In the listing that follows, count every line with the word "young" in it and write only the total.

· · · · ·

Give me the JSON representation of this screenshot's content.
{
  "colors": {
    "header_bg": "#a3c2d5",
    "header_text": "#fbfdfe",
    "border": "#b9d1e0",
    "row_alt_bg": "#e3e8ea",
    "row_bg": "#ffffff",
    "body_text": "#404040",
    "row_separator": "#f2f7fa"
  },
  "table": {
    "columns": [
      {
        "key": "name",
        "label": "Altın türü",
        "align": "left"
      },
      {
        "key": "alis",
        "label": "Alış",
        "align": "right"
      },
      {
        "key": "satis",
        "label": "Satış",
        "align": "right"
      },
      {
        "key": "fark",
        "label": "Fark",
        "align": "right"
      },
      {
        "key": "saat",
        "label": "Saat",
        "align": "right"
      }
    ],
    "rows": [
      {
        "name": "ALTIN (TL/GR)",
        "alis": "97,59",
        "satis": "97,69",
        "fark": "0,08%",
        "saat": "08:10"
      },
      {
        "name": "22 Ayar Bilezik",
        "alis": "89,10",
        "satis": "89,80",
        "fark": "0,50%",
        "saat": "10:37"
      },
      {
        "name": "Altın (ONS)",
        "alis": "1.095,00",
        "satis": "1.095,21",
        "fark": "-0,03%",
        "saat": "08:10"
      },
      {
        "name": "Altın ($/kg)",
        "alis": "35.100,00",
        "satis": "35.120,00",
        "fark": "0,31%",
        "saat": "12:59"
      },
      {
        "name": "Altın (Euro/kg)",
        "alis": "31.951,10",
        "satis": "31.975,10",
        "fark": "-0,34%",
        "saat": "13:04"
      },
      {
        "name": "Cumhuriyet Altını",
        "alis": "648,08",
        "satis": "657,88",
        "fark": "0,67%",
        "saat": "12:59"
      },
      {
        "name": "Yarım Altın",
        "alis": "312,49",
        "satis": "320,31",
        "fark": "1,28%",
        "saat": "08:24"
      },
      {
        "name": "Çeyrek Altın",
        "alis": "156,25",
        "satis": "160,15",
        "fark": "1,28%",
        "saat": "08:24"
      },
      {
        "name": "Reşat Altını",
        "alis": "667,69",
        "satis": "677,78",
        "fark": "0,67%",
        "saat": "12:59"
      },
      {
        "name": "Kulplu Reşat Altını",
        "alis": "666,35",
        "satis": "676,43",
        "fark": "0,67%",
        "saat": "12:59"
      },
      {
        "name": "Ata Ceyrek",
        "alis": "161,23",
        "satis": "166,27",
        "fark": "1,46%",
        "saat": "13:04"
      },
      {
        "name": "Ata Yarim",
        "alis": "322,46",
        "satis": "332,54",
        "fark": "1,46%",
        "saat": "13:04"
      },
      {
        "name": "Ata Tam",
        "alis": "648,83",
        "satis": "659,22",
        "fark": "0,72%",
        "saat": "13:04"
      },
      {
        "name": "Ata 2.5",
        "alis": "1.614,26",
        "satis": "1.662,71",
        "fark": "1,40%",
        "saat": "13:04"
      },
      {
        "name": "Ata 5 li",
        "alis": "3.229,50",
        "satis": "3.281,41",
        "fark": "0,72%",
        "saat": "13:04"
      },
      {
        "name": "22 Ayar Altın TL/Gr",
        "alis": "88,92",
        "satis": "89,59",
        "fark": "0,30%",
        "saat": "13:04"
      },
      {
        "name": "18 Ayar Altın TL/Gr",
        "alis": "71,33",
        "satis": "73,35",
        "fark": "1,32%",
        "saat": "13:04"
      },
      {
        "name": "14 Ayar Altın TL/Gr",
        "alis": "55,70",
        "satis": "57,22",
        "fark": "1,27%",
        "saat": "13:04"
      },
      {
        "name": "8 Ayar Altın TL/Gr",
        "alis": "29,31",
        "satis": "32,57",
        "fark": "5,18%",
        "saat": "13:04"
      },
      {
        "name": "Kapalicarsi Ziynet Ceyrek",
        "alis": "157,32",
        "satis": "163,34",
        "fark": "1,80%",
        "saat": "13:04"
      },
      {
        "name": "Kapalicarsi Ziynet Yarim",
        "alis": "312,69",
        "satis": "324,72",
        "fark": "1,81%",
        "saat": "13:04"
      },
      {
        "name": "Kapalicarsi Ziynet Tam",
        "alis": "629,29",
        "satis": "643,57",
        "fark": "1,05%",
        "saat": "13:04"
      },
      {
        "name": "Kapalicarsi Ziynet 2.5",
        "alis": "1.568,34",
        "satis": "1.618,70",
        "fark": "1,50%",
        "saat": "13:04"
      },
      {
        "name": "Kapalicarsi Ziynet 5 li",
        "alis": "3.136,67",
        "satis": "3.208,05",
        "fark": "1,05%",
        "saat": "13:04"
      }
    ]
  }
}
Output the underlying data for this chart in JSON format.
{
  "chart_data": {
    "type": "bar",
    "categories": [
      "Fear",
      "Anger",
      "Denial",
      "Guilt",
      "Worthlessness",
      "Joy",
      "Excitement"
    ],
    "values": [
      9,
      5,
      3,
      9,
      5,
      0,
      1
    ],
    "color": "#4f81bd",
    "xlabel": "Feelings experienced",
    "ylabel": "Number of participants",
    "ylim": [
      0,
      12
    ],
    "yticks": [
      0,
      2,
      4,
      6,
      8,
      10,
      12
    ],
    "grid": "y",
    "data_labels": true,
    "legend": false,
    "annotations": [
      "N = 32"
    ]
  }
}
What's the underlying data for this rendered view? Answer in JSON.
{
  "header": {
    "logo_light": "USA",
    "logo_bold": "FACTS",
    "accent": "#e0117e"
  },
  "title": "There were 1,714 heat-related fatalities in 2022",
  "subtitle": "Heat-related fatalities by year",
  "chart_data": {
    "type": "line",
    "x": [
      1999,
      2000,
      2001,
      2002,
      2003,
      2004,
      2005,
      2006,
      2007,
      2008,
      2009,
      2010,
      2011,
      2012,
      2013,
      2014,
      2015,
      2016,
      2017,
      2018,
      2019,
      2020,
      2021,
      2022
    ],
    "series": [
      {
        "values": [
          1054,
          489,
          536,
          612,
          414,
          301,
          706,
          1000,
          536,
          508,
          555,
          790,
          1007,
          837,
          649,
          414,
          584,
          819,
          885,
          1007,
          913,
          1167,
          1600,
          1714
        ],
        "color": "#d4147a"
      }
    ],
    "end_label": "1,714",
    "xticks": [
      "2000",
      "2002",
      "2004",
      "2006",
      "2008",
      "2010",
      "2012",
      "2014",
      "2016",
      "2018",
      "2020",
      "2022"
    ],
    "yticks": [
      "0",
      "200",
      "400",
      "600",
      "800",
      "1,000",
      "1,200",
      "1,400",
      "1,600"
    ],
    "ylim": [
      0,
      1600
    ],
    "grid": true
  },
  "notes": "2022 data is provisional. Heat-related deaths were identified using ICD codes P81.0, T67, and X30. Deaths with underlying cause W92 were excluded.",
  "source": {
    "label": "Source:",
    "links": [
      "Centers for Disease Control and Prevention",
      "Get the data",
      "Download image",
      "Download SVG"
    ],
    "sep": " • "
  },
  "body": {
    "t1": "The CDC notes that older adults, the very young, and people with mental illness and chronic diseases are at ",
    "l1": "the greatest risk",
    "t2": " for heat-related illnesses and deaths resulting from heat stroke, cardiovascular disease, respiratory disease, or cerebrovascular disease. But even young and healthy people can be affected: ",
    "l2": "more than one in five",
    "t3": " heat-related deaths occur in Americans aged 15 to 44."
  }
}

· · · · ·

Correct result: 2